-- Start of RECORDS SUPPLIED --

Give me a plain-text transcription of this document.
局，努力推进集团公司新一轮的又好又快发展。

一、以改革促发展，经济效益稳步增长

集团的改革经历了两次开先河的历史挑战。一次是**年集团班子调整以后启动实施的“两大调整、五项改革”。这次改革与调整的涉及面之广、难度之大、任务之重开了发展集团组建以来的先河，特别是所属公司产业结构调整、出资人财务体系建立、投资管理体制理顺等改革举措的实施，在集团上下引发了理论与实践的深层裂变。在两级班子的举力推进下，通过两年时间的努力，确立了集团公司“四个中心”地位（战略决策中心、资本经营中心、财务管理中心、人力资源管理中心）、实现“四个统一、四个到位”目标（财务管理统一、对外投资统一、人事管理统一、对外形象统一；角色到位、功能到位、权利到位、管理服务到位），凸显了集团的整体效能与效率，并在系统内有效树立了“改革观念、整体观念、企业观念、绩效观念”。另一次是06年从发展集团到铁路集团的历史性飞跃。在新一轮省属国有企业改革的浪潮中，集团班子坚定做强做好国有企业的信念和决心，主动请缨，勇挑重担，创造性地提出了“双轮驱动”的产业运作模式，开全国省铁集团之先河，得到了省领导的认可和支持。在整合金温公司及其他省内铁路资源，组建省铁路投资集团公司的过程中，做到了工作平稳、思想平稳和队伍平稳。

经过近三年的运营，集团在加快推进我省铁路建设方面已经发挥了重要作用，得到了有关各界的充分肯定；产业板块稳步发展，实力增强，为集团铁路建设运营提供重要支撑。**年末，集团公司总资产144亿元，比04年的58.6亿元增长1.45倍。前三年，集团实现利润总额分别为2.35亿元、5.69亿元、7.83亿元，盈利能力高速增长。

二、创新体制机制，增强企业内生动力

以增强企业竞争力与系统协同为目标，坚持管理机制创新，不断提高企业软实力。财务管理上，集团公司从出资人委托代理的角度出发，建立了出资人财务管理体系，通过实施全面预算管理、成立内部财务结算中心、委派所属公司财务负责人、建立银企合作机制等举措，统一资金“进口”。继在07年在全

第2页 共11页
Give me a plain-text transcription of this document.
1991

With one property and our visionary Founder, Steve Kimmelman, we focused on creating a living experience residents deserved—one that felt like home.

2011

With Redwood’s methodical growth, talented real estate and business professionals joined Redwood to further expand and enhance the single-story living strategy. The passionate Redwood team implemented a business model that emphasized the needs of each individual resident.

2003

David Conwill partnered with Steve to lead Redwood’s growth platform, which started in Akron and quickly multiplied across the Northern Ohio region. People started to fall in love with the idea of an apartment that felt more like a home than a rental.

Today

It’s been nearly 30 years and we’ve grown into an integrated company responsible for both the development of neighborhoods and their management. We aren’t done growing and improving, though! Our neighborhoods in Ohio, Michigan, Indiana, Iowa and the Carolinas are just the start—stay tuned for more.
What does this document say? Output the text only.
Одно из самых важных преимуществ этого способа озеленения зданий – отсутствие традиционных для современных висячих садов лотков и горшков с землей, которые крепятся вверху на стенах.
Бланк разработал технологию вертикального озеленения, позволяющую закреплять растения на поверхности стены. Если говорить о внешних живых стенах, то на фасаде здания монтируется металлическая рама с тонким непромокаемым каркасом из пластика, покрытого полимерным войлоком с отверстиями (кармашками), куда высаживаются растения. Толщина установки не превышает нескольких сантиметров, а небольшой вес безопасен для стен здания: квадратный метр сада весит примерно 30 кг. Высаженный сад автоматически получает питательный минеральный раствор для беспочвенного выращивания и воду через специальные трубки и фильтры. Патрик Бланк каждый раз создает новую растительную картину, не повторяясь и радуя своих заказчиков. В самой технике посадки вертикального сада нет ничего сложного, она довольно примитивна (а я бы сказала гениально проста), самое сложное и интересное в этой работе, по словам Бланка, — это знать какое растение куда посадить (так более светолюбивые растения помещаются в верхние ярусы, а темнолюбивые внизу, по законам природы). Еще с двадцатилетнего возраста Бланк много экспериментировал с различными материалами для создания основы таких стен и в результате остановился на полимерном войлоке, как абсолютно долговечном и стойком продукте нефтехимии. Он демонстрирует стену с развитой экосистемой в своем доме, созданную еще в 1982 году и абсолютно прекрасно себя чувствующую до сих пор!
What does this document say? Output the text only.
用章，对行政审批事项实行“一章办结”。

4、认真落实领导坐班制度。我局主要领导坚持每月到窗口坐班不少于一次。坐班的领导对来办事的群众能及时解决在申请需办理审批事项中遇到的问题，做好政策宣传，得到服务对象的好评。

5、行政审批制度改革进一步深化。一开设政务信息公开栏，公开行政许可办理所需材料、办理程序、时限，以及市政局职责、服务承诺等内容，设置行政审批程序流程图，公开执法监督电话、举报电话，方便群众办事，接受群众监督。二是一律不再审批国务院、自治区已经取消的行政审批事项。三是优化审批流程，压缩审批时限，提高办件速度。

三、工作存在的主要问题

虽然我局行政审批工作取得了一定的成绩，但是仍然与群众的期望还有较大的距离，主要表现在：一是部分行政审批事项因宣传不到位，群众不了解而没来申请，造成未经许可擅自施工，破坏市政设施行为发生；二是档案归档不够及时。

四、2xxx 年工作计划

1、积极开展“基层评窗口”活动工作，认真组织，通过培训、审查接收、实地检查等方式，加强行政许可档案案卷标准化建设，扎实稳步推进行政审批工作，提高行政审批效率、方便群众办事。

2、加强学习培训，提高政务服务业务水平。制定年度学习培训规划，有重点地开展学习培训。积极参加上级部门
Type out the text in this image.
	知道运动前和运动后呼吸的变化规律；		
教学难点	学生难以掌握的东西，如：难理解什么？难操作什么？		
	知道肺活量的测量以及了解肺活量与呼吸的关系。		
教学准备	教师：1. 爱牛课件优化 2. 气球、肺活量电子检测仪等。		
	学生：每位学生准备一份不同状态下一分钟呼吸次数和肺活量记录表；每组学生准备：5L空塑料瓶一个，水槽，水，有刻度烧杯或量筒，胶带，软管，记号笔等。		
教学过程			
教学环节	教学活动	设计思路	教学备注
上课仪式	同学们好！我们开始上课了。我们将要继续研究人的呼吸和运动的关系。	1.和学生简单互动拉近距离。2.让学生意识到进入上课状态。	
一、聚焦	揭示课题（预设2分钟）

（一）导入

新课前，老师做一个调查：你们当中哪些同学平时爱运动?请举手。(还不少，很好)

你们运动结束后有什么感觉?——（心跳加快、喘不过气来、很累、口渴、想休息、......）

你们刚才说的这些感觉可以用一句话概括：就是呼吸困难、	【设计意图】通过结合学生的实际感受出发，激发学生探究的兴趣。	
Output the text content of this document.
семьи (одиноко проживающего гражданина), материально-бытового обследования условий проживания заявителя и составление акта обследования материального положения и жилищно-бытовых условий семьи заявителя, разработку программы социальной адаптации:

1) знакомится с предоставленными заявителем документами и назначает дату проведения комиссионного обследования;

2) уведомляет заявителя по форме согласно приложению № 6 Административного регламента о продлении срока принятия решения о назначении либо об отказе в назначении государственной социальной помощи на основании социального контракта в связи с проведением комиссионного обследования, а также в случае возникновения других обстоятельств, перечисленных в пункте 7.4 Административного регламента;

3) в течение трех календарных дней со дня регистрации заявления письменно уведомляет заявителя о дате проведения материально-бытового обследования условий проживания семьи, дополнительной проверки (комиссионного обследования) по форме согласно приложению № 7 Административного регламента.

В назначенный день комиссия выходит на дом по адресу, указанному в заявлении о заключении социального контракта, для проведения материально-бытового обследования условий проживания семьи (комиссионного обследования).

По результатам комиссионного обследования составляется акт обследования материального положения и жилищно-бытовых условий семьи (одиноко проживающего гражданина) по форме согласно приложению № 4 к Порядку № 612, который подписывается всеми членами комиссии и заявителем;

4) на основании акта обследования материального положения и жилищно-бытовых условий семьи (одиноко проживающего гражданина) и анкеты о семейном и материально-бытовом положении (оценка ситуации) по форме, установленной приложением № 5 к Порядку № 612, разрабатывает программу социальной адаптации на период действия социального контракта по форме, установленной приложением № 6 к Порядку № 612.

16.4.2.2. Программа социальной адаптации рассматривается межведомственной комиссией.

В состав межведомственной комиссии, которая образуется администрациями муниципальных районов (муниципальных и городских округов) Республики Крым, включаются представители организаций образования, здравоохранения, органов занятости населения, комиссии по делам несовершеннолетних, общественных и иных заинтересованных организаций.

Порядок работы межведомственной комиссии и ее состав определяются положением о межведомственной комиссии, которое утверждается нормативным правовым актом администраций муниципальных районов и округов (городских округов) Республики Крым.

-- End of RECORDS SUPPLIED --

▸ SHORT EXERCISE
For the string "уведомляет", count the lines of the entries above that include it; answer with the number only.

▸ THE RESPONSE
2